__Problem statement__:
Tally the lines that contain the string "Display" and state that total without comment.

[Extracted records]
====

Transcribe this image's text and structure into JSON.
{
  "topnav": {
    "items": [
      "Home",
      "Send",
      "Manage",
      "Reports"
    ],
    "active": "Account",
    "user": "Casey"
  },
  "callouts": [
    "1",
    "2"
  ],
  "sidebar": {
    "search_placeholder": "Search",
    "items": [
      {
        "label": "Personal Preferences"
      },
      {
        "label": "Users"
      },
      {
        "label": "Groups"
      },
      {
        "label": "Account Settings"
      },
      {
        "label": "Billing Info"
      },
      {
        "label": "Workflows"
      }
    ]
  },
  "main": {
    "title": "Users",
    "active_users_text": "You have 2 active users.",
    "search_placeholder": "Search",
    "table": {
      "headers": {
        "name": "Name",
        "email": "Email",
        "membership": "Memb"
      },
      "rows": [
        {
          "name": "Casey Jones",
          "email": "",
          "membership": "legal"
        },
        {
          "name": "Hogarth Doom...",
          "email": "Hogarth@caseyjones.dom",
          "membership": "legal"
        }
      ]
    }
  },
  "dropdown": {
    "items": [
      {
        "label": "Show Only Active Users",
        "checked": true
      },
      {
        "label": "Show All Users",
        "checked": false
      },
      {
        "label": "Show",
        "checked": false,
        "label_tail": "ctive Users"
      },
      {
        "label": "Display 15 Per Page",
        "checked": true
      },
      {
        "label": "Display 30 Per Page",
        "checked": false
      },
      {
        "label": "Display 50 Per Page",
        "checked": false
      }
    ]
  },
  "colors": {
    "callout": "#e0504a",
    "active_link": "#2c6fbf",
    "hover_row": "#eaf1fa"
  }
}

====

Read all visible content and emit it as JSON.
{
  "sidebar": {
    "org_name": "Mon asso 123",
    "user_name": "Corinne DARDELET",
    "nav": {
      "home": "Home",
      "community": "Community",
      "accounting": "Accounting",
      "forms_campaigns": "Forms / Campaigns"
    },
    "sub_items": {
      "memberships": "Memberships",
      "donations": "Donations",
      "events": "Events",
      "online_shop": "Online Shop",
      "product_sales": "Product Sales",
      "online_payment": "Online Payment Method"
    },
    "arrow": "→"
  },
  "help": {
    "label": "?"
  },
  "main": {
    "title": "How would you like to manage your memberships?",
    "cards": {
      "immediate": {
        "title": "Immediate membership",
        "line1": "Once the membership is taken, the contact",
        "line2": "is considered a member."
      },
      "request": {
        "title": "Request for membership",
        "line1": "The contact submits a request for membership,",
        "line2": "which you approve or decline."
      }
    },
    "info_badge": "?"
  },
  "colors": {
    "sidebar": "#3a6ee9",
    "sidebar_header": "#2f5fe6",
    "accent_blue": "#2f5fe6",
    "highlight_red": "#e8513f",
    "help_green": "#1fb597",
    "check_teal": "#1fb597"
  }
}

====

__The response__:
3